## Aim of the exercise:
Gather all lines in the entries below that include the word "this".

Items from a dataset:
________________
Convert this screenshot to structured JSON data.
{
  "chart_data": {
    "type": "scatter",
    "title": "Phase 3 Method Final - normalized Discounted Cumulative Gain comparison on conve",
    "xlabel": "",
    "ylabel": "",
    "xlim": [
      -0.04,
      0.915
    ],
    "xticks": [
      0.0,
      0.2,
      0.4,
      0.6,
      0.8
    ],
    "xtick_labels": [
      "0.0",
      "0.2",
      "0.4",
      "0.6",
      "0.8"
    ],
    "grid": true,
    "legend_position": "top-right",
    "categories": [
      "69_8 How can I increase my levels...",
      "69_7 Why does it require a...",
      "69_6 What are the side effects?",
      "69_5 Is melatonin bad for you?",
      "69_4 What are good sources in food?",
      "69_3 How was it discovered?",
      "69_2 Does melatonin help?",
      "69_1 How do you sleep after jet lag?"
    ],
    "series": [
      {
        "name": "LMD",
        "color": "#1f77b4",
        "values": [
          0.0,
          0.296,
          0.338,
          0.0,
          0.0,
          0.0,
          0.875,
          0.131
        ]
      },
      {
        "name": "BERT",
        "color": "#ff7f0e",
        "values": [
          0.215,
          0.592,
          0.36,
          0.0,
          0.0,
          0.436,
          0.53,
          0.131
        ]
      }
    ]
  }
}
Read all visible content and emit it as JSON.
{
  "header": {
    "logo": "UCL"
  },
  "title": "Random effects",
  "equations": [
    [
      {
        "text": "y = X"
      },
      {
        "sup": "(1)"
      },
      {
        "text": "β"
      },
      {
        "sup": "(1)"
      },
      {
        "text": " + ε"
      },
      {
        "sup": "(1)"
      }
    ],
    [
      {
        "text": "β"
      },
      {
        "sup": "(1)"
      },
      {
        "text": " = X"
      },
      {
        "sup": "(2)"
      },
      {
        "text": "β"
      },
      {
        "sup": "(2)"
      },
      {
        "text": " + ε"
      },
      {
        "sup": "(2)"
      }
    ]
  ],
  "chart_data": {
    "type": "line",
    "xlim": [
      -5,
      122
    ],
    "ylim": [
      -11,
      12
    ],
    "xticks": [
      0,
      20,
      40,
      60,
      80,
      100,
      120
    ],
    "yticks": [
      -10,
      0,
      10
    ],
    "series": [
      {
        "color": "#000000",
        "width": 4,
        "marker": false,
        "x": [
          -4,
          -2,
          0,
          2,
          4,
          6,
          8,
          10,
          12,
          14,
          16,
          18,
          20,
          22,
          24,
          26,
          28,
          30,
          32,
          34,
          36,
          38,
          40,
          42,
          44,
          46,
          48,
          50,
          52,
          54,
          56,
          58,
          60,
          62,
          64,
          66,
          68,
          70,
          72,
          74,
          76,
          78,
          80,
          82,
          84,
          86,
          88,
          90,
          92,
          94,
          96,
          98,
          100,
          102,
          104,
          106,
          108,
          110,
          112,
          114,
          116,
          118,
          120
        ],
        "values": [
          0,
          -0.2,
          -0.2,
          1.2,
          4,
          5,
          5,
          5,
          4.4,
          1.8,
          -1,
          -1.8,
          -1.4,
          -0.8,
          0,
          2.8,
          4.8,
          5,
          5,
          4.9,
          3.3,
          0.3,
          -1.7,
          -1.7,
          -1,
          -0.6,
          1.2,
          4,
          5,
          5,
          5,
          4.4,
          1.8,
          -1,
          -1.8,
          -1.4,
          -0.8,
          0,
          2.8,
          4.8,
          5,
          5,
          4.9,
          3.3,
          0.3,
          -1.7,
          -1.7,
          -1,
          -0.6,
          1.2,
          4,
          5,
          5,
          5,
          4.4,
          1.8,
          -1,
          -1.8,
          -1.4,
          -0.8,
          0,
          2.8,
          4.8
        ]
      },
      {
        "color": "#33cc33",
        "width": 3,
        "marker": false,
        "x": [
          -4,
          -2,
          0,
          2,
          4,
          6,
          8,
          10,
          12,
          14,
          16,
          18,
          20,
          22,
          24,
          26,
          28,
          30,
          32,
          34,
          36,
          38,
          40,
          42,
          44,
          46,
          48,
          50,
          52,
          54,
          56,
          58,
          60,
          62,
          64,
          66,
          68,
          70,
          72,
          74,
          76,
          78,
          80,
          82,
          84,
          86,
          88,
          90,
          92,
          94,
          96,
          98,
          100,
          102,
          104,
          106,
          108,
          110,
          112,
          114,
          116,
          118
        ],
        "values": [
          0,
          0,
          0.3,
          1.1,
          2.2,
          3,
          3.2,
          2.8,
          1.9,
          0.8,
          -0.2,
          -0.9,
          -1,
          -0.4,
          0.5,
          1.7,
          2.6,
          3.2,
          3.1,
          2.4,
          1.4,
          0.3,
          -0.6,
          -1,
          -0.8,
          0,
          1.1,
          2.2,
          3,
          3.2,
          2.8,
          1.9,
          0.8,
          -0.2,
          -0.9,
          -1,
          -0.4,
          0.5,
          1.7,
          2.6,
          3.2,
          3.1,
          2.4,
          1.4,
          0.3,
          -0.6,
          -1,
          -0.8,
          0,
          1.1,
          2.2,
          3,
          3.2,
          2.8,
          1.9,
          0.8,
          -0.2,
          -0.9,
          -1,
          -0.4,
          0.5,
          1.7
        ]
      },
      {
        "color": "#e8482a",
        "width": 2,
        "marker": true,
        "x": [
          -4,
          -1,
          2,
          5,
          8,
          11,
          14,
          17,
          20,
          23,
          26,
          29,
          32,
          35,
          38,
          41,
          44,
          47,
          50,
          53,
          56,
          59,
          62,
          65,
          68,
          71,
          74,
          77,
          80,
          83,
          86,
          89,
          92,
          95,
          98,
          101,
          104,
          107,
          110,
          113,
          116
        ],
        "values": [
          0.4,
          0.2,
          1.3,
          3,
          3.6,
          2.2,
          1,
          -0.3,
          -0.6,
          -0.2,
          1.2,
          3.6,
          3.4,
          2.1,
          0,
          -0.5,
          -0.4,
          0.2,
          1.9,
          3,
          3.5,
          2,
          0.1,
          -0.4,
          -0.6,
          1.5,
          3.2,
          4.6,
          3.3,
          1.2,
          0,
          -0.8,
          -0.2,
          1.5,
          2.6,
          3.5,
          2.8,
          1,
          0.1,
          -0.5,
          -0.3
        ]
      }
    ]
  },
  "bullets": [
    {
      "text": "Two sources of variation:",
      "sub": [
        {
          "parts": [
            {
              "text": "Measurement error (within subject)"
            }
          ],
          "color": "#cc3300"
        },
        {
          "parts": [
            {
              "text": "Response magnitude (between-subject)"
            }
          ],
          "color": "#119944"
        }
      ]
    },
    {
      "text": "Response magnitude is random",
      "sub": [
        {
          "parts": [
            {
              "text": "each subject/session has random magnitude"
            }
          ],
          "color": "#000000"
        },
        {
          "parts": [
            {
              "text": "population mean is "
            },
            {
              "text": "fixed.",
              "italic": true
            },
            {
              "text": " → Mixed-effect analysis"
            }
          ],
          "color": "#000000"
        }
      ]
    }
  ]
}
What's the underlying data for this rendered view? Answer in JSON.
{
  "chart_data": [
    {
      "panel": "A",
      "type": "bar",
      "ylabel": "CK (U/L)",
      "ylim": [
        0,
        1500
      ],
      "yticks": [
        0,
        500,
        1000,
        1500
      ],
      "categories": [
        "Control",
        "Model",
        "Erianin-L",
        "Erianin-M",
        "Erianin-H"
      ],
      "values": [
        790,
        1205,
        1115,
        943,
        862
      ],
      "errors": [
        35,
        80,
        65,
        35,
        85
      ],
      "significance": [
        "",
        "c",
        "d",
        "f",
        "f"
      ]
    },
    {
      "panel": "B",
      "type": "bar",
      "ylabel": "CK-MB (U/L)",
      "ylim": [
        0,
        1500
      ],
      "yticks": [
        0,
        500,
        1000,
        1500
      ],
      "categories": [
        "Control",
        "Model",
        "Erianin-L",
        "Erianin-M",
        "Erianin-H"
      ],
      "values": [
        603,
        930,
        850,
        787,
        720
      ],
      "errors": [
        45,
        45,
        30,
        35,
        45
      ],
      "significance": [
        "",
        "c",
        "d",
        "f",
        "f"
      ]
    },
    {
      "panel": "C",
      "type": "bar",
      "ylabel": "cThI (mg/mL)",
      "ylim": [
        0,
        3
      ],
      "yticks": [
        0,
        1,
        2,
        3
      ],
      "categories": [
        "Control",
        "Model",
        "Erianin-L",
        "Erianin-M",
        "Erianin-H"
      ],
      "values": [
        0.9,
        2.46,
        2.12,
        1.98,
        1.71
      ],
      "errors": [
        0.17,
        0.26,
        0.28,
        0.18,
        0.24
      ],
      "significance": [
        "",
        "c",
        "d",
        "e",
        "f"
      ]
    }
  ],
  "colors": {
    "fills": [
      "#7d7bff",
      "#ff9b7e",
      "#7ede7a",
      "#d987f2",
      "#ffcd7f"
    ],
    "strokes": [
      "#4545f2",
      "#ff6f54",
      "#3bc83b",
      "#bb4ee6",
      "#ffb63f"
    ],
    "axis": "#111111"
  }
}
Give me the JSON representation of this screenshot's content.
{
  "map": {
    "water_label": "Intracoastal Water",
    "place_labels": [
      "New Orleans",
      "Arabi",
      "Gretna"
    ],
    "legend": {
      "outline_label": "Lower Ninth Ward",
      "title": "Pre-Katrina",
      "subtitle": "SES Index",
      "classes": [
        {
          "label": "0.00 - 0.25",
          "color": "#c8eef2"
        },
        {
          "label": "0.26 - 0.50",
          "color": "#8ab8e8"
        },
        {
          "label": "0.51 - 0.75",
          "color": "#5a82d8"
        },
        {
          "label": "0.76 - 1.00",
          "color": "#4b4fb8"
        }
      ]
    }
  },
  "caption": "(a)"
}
________________
## Task response:
Convert this screenshot to structured JSON data.
What's the underlying data for this rendered view? Answer in JSON.
Give me the JSON representation of this screenshot's content.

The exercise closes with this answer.